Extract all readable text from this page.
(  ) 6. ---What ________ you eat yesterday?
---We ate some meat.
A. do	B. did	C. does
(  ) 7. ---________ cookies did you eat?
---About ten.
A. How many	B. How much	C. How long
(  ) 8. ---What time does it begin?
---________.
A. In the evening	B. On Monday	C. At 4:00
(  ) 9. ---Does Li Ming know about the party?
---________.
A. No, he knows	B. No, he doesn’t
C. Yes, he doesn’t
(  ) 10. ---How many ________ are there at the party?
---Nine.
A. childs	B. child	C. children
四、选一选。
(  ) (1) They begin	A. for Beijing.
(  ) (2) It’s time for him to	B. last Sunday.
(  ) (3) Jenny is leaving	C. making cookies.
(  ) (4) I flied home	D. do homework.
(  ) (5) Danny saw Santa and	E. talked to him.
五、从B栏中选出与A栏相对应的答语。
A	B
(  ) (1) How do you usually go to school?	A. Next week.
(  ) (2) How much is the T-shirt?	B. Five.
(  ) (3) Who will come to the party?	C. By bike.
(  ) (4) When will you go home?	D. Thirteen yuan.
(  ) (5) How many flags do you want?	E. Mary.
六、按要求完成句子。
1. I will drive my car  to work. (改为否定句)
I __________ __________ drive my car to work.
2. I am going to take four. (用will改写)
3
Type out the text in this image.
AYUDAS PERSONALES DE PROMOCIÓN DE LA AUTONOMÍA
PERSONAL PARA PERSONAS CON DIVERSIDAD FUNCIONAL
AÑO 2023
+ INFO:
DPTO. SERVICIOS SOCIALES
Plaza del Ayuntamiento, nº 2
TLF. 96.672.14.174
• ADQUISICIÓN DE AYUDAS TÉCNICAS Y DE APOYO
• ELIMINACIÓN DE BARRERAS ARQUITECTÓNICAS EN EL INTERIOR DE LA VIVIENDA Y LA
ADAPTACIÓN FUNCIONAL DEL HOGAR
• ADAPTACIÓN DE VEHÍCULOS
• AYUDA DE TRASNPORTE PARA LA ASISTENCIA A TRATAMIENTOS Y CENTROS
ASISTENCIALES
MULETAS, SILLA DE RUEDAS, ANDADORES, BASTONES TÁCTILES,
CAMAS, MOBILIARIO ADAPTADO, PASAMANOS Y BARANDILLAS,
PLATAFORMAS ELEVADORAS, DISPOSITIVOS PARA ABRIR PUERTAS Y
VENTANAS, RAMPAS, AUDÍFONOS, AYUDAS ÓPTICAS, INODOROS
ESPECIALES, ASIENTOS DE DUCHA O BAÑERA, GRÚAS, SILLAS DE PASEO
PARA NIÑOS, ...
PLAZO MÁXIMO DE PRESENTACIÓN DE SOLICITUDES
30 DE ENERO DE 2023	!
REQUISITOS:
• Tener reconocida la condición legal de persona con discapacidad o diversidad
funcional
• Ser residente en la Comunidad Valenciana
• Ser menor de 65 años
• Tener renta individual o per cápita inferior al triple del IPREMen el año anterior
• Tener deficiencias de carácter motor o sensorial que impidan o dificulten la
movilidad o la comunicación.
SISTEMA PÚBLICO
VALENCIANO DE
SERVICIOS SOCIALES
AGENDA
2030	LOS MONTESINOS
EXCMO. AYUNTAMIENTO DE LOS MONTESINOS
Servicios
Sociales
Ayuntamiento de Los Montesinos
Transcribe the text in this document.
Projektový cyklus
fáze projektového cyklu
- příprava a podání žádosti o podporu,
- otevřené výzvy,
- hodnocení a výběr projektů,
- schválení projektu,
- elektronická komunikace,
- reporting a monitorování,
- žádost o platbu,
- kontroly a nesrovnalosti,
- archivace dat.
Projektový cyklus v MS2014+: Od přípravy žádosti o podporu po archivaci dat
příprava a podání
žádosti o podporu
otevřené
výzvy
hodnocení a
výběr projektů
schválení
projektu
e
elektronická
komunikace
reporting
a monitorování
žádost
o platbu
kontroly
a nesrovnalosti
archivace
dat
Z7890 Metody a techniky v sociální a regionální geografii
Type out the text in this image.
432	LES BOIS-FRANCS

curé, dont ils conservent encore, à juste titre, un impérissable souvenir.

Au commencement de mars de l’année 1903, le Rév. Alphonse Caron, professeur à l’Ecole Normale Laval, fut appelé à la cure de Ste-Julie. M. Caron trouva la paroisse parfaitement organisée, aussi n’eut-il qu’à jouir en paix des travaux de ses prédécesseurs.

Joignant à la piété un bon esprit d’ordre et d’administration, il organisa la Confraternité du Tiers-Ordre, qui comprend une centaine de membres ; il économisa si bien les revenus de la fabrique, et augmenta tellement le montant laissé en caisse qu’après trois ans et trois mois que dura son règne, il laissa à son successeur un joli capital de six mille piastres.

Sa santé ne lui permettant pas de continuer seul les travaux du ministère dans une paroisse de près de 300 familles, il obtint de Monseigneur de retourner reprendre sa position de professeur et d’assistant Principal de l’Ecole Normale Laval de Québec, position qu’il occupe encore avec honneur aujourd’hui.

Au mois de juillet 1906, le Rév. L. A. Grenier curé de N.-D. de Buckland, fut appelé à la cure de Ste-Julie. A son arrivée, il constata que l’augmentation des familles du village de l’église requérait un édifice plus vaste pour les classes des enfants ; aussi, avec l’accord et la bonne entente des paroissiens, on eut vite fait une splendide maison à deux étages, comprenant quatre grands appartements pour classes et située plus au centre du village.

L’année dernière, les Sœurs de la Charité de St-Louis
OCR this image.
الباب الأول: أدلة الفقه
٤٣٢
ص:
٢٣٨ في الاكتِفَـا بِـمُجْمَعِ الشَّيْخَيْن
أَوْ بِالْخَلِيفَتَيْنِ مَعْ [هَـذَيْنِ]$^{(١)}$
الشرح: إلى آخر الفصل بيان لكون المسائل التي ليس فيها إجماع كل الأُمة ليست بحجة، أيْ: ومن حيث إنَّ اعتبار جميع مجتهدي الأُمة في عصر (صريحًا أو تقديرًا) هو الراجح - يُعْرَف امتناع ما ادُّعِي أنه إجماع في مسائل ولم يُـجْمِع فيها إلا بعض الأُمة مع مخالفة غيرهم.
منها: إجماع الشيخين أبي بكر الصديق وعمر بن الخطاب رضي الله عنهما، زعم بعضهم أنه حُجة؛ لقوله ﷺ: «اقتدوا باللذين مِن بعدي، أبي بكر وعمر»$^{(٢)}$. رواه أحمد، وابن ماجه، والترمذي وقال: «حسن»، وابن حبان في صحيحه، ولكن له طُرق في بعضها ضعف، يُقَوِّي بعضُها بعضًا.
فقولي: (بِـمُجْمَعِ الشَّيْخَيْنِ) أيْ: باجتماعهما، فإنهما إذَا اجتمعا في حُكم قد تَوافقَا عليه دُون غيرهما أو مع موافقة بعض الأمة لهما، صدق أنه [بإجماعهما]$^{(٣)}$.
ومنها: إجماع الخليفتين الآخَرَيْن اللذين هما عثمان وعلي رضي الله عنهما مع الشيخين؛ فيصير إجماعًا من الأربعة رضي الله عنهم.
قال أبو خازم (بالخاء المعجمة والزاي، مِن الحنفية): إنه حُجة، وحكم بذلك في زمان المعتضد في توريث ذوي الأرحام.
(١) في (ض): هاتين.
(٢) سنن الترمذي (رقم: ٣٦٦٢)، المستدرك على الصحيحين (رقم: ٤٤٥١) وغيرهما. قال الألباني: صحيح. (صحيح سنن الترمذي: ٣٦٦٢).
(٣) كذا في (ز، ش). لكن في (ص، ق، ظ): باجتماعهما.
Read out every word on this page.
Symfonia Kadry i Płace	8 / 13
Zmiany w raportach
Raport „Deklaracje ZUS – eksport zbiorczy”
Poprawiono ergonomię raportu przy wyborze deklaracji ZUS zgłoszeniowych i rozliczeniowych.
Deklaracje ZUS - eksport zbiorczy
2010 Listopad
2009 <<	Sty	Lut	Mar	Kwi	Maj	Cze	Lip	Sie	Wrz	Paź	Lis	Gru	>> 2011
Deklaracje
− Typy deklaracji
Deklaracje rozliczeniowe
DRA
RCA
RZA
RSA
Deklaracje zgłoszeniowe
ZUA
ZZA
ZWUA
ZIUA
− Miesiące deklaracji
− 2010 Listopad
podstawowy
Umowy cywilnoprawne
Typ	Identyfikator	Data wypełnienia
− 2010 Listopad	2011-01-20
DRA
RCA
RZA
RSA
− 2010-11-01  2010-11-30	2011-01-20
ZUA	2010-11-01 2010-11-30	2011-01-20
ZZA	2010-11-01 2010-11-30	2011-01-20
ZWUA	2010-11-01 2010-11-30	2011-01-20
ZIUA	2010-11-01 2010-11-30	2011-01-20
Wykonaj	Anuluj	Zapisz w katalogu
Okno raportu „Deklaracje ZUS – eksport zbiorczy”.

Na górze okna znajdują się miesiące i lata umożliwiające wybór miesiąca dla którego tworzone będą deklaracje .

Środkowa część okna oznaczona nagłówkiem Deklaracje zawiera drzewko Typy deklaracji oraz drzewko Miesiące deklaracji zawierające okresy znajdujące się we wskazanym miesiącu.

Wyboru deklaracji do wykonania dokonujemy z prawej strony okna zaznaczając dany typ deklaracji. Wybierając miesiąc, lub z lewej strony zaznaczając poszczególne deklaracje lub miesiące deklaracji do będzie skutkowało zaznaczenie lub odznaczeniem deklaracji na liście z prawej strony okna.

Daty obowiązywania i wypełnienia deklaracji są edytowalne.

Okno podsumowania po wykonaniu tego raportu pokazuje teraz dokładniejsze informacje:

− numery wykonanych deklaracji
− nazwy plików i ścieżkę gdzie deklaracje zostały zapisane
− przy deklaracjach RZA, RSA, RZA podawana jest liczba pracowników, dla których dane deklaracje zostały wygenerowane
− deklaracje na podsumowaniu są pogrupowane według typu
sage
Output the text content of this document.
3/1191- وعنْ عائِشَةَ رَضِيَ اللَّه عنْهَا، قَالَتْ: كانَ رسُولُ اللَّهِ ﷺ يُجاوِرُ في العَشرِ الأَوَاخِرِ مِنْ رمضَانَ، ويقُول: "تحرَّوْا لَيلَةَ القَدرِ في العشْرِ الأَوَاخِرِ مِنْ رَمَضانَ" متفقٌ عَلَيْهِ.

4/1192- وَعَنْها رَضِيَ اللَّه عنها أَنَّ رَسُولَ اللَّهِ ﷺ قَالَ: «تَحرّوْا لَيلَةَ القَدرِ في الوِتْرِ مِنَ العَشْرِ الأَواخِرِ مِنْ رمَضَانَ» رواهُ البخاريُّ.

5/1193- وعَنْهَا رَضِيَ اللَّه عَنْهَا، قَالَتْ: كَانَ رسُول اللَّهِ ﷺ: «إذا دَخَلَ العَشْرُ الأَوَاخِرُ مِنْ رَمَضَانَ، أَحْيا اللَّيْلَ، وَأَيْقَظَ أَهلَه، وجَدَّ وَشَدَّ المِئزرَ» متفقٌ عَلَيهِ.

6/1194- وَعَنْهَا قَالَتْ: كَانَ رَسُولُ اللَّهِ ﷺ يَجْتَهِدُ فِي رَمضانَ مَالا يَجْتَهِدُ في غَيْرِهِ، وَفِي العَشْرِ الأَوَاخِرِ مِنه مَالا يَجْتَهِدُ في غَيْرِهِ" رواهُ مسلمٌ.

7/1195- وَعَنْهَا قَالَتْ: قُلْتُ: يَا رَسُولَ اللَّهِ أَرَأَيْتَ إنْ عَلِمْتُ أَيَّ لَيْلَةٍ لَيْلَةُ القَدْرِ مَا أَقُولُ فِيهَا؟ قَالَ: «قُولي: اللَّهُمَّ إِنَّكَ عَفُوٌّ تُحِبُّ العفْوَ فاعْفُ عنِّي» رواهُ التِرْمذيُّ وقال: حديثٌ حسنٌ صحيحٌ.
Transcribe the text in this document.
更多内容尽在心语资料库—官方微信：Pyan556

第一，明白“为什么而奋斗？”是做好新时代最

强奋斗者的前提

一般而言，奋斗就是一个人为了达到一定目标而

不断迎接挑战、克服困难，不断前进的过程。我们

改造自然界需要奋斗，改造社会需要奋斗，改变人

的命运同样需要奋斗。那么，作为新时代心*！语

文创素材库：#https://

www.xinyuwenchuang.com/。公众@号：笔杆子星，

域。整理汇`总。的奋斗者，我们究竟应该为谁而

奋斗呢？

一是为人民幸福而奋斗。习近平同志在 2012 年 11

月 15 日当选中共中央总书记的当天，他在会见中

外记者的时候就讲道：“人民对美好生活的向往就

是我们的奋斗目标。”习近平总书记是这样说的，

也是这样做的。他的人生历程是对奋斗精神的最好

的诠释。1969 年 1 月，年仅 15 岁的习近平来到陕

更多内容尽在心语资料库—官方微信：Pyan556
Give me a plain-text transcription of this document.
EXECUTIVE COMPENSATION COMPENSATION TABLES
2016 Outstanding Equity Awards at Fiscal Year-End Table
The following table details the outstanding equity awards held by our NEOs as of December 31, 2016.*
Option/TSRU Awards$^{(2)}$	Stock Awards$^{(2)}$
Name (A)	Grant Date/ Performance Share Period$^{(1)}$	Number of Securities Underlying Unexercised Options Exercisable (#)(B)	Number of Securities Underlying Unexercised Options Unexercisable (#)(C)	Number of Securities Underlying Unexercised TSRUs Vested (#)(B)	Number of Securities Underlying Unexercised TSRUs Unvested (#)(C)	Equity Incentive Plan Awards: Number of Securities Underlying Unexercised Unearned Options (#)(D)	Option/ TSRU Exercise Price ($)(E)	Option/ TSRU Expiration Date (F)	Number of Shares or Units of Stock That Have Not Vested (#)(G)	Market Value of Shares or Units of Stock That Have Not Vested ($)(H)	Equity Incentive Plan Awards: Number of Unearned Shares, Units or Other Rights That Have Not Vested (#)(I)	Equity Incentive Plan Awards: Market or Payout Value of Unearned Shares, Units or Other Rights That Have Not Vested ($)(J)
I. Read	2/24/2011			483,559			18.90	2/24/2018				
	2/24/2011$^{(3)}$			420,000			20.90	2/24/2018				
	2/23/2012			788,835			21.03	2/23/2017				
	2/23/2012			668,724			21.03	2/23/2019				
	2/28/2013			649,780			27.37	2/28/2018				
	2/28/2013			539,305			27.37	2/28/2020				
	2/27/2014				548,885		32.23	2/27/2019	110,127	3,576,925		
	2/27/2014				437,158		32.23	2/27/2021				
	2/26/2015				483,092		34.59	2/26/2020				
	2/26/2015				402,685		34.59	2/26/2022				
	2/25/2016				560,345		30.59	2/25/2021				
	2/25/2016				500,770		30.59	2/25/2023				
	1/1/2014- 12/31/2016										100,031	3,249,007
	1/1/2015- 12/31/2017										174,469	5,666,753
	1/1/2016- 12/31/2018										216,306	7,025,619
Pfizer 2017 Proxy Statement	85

* * * *

[Challenge]:
Report only the count of lines that include the string "podání".

[The solution]:
2